WHAT NEEDS TO BE DONE: Quote every line below exactly and skip any picture.

DATASET:
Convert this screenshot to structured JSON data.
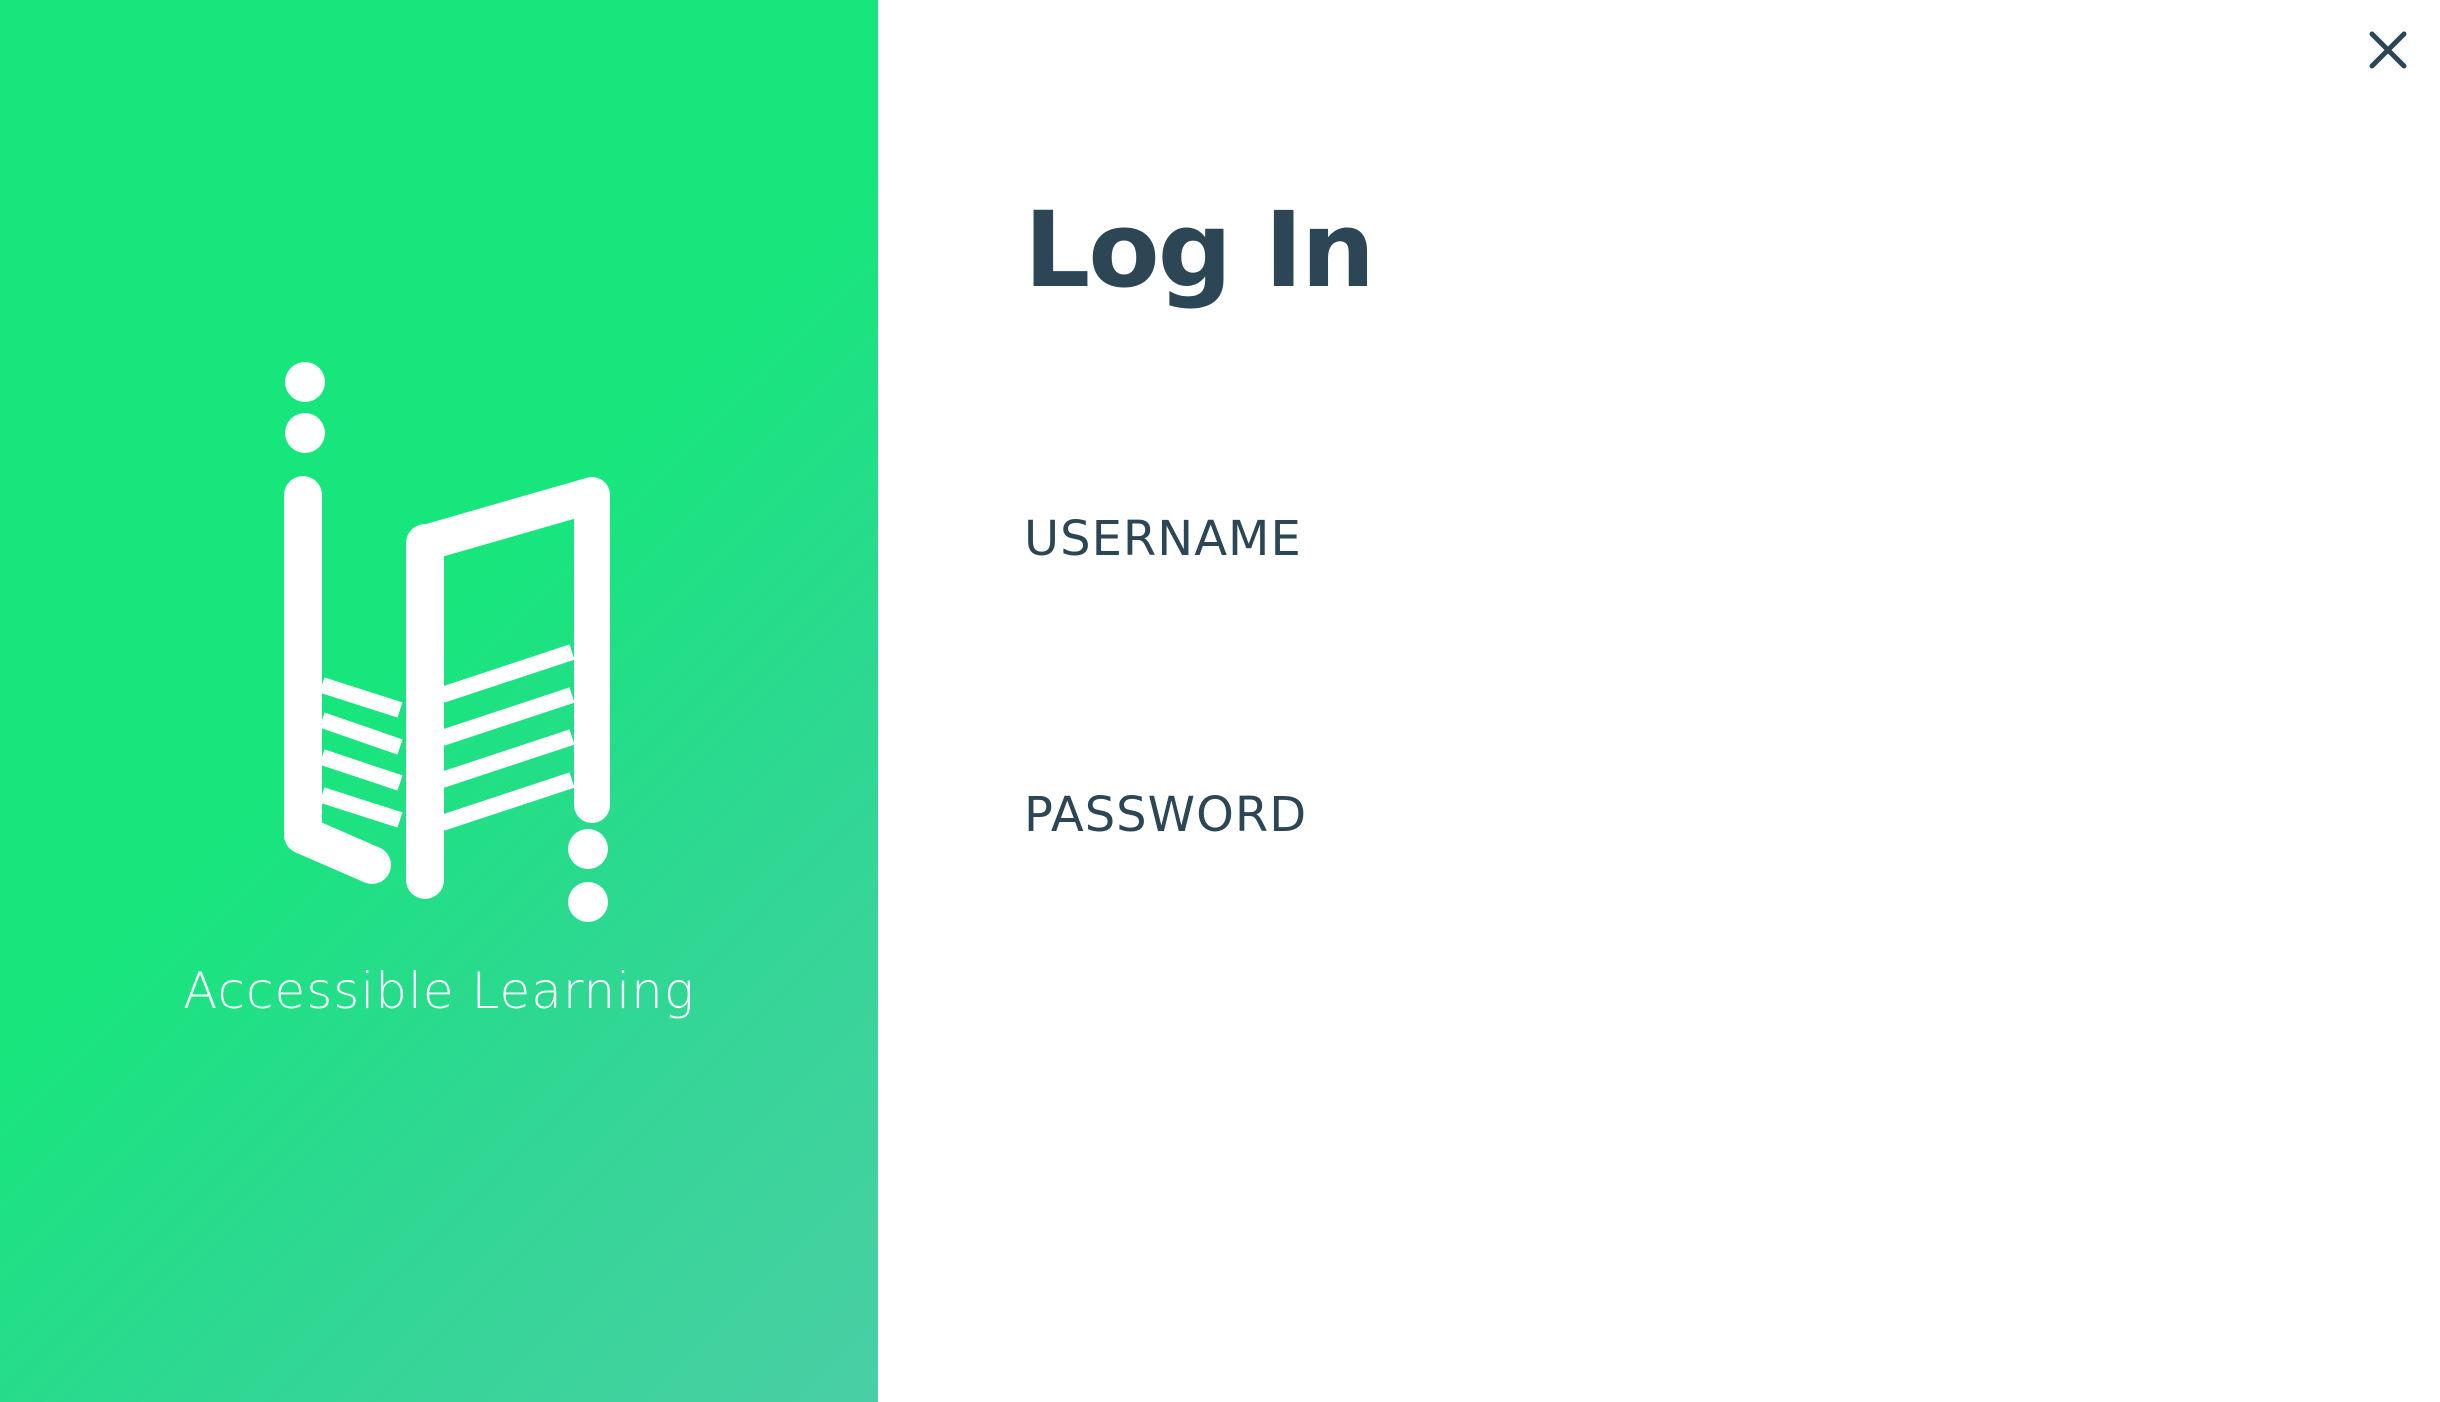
{
  "app": {
    "brand_name": "Accessible Learning",
    "icons": {
      "logo": "accessible-learning-logo-icon",
      "close": "close-icon"
    },
    "colors": {
      "brand_green": "#17e67c",
      "brand_teal": "#4acfa5",
      "text_dark": "#2c4656",
      "background": "#ffffff"
    }
  },
  "login": {
    "title": "Log In",
    "username_label": "USERNAME",
    "username_value": "",
    "password_label": "PASSWORD",
    "password_value": ""
  }
}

SOLUTION TO THE EXERCISE:
Convert this screenshot to structured JSON data.
{
  "app": {
    "brand_name": "Accessible Learning",
    "icons": {
      "logo": "accessible-learning-logo-icon",
      "close": "close-icon"
    },
    "colors": {
      "brand_green": "#17e67c",
      "brand_teal": "#4acfa5",
      "text_dark": "#2c4656",
      "background": "#ffffff"
    }
  },
  "login": {
    "title": "Log In",
    "username_label": "USERNAME",
    "username_value": "",
    "password_label": "PASSWORD",
    "password_value": ""
  }
}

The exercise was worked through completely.